## Start ENTRIES SHOWN
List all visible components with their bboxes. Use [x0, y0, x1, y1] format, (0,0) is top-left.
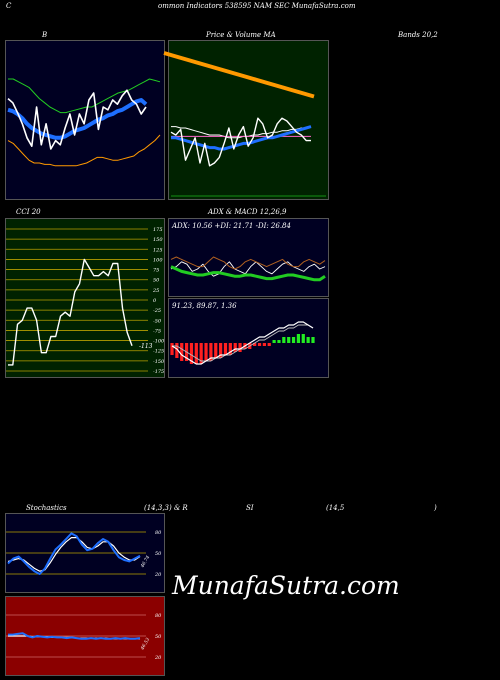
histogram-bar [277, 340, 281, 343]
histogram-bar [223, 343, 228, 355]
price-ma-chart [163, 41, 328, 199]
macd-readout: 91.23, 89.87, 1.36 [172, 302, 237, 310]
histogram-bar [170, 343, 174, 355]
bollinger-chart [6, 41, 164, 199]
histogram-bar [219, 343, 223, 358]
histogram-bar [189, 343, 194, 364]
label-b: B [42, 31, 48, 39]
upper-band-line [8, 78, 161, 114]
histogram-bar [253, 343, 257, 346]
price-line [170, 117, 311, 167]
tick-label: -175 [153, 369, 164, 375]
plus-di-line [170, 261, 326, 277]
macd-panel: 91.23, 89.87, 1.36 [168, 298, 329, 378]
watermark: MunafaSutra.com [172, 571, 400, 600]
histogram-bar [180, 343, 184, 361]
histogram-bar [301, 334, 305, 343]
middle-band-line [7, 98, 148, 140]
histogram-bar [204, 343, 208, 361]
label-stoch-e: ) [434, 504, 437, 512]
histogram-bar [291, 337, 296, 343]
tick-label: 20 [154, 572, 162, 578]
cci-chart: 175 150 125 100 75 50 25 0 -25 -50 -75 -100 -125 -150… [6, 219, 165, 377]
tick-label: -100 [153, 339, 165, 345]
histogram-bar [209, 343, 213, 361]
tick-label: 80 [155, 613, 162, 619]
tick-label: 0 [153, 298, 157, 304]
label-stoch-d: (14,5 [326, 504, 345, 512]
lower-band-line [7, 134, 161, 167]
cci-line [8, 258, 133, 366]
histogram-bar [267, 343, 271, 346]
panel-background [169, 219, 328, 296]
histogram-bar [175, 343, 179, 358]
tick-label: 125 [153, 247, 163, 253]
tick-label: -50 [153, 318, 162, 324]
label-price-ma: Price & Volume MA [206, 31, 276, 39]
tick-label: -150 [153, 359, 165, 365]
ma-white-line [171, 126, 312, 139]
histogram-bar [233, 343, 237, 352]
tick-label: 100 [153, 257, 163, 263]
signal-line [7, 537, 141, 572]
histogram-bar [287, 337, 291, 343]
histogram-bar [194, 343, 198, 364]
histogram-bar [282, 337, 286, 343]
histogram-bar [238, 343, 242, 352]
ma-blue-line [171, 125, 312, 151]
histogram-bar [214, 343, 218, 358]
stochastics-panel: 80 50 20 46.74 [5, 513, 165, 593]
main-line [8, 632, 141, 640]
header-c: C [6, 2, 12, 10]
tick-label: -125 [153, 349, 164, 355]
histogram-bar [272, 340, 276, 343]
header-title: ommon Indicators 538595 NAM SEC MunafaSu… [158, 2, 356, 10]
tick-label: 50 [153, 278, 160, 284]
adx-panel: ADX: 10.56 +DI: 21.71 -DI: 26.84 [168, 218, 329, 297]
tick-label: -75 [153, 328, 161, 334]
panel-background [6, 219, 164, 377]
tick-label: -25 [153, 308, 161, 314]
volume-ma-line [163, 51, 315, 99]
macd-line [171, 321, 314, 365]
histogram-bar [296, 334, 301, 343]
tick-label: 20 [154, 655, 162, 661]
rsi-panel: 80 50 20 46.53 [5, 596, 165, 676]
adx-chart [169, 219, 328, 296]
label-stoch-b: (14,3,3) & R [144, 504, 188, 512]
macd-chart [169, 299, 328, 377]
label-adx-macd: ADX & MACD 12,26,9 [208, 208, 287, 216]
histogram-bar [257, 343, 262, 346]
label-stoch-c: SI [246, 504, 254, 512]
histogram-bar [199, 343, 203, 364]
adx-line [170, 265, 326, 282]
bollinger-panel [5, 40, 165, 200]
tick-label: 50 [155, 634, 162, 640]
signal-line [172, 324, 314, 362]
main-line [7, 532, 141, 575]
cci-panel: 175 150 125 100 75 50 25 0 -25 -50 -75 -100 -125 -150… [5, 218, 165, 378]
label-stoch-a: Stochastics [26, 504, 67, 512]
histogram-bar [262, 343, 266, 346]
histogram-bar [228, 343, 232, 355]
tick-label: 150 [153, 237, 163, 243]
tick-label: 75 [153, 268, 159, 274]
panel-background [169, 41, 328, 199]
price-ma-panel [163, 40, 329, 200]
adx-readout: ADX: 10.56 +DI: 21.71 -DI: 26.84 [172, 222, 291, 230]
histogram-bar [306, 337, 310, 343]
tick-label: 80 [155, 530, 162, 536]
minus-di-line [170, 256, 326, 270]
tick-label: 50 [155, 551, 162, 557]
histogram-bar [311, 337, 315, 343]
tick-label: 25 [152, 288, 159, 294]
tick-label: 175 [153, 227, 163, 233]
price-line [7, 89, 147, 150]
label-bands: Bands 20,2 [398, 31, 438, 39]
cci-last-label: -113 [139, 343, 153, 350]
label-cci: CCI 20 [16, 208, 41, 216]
## End ENTRIES SHOWN
TO DO.
Reproduce these records line for line, with the pictures left out.

EXERCISE SOLUTION.
List all visible components with their bboxes. Use [x0, y0, x1, y1] format, (0,0) is top-left.
histogram-bar [277, 340, 281, 343]
histogram-bar [223, 343, 228, 355]
price-ma-chart [163, 41, 328, 199]
macd-readout: 91.23, 89.87, 1.36 [172, 302, 237, 310]
histogram-bar [170, 343, 174, 355]
bollinger-chart [6, 41, 164, 199]
histogram-bar [219, 343, 223, 358]
histogram-bar [189, 343, 194, 364]
label-b: B [42, 31, 48, 39]
upper-band-line [8, 78, 161, 114]
histogram-bar [253, 343, 257, 346]
price-line [170, 117, 311, 167]
tick-label: -175 [153, 369, 164, 375]
plus-di-line [170, 261, 326, 277]
macd-panel: 91.23, 89.87, 1.36 [168, 298, 329, 378]
watermark: MunafaSutra.com [172, 571, 400, 600]
histogram-bar [180, 343, 184, 361]
histogram-bar [301, 334, 305, 343]
middle-band-line [7, 98, 148, 140]
histogram-bar [204, 343, 208, 361]
label-stoch-e: ) [434, 504, 437, 512]
histogram-bar [291, 337, 296, 343]
tick-label: 20 [154, 572, 162, 578]
cci-chart: 175 150 125 100 75 50 25 0 -25 -50 -75 -100 -125 -150… [6, 219, 165, 377]
tick-label: -100 [153, 339, 165, 345]
histogram-bar [209, 343, 213, 361]
tick-label: 80 [155, 613, 162, 619]
tick-label: 0 [153, 298, 157, 304]
label-stoch-d: (14,5 [326, 504, 345, 512]
lower-band-line [7, 134, 161, 167]
cci-line [8, 258, 133, 366]
histogram-bar [267, 343, 271, 346]
panel-background [169, 219, 328, 296]
histogram-bar [175, 343, 179, 358]
tick-label: 125 [153, 247, 163, 253]
tick-label: -50 [153, 318, 162, 324]
label-price-ma: Price & Volume MA [206, 31, 276, 39]
tick-label: -150 [153, 359, 165, 365]
ma-white-line [171, 126, 312, 139]
histogram-bar [233, 343, 237, 352]
tick-label: 100 [153, 257, 163, 263]
signal-line [7, 537, 141, 572]
histogram-bar [287, 337, 291, 343]
histogram-bar [194, 343, 198, 364]
histogram-bar [282, 337, 286, 343]
histogram-bar [238, 343, 242, 352]
ma-blue-line [171, 125, 312, 151]
histogram-bar [214, 343, 218, 358]
stochastics-panel: 80 50 20 46.74 [5, 513, 165, 593]
main-line [8, 632, 141, 640]
header-c: C [6, 2, 12, 10]
tick-label: -125 [153, 349, 164, 355]
histogram-bar [272, 340, 276, 343]
header-title: ommon Indicators 538595 NAM SEC MunafaSu… [158, 2, 356, 10]
tick-label: 50 [153, 278, 160, 284]
adx-panel: ADX: 10.56 +DI: 21.71 -DI: 26.84 [168, 218, 329, 297]
tick-label: -75 [153, 328, 161, 334]
panel-background [6, 219, 164, 377]
tick-label: -25 [153, 308, 161, 314]
volume-ma-line [163, 51, 315, 99]
macd-line [171, 321, 314, 365]
histogram-bar [296, 334, 301, 343]
tick-label: 20 [154, 655, 162, 661]
rsi-panel: 80 50 20 46.53 [5, 596, 165, 676]
adx-chart [169, 219, 328, 296]
label-stoch-b: (14,3,3) & R [144, 504, 188, 512]
macd-chart [169, 299, 328, 377]
label-adx-macd: ADX & MACD 12,26,9 [208, 208, 287, 216]
histogram-bar [257, 343, 262, 346]
label-stoch-c: SI [246, 504, 254, 512]
histogram-bar [199, 343, 203, 364]
adx-line [170, 265, 326, 282]
bollinger-panel [5, 40, 165, 200]
tick-label: 50 [155, 634, 162, 640]
signal-line [172, 324, 314, 362]
main-line [7, 532, 141, 575]
cci-panel: 175 150 125 100 75 50 25 0 -25 -50 -75 -100 -125 -150… [5, 218, 165, 378]
label-stoch-a: Stochastics [26, 504, 67, 512]
histogram-bar [262, 343, 266, 346]
histogram-bar [228, 343, 232, 355]
tick-label: 150 [153, 237, 163, 243]
tick-label: 75 [153, 268, 159, 274]
panel-background [169, 41, 328, 199]
price-ma-panel [163, 40, 329, 200]
adx-readout: ADX: 10.56 +DI: 21.71 -DI: 26.84 [172, 222, 291, 230]
histogram-bar [306, 337, 310, 343]
tick-label: 80 [155, 530, 162, 536]
minus-di-line [170, 256, 326, 270]
tick-label: 50 [155, 551, 162, 557]
histogram-bar [311, 337, 315, 343]
tick-label: 25 [152, 288, 159, 294]
tick-label: 175 [153, 227, 163, 233]
price-line [7, 89, 147, 150]
label-bands: Bands 20,2 [398, 31, 438, 39]
cci-last-label: -113 [139, 343, 153, 350]
label-cci: CCI 20 [16, 208, 41, 216]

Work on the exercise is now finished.